* [YOUR INSTRUCTIONS]: Restate the full set of records exactly, without adding or dropping a word.

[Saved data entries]
::::::

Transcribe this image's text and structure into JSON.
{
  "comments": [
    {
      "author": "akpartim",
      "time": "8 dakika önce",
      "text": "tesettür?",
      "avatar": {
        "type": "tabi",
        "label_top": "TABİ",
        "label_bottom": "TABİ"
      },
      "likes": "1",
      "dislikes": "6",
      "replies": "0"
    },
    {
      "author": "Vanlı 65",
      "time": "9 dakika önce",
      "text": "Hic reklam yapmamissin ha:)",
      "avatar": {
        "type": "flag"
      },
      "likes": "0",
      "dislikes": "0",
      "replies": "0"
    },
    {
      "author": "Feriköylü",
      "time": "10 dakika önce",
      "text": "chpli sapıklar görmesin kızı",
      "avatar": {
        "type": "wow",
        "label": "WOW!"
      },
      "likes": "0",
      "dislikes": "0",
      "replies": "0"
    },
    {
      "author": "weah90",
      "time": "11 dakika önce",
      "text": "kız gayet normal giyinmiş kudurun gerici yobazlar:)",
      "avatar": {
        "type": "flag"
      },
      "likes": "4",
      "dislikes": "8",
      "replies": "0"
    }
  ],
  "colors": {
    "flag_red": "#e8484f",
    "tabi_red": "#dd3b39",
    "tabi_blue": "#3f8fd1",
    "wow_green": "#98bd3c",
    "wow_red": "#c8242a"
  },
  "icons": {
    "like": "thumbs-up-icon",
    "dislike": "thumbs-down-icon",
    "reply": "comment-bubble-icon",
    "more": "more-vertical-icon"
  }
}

::::::

* [CORRECT RESPONSE]:
Transcribe this image's text and structure into JSON.
{
  "comments": [
    {
      "author": "akpartim",
      "time": "8 dakika önce",
      "text": "tesettür?",
      "avatar": {
        "type": "tabi",
        "label_top": "TABİ",
        "label_bottom": "TABİ"
      },
      "likes": "1",
      "dislikes": "6",
      "replies": "0"
    },
    {
      "author": "Vanlı 65",
      "time": "9 dakika önce",
      "text": "Hic reklam yapmamissin ha:)",
      "avatar": {
        "type": "flag"
      },
      "likes": "0",
      "dislikes": "0",
      "replies": "0"
    },
    {
      "author": "Feriköylü",
      "time": "10 dakika önce",
      "text": "chpli sapıklar görmesin kızı",
      "avatar": {
        "type": "wow",
        "label": "WOW!"
      },
      "likes": "0",
      "dislikes": "0",
      "replies": "0"
    },
    {
      "author": "weah90",
      "time": "11 dakika önce",
      "text": "kız gayet normal giyinmiş kudurun gerici yobazlar:)",
      "avatar": {
        "type": "flag"
      },
      "likes": "4",
      "dislikes": "8",
      "replies": "0"
    }
  ],
  "colors": {
    "flag_red": "#e8484f",
    "tabi_red": "#dd3b39",
    "tabi_blue": "#3f8fd1",
    "wow_green": "#98bd3c",
    "wow_red": "#c8242a"
  },
  "icons": {
    "like": "thumbs-up-icon",
    "dislike": "thumbs-down-icon",
    "reply": "comment-bubble-icon",
    "more": "more-vertical-icon"
  }
}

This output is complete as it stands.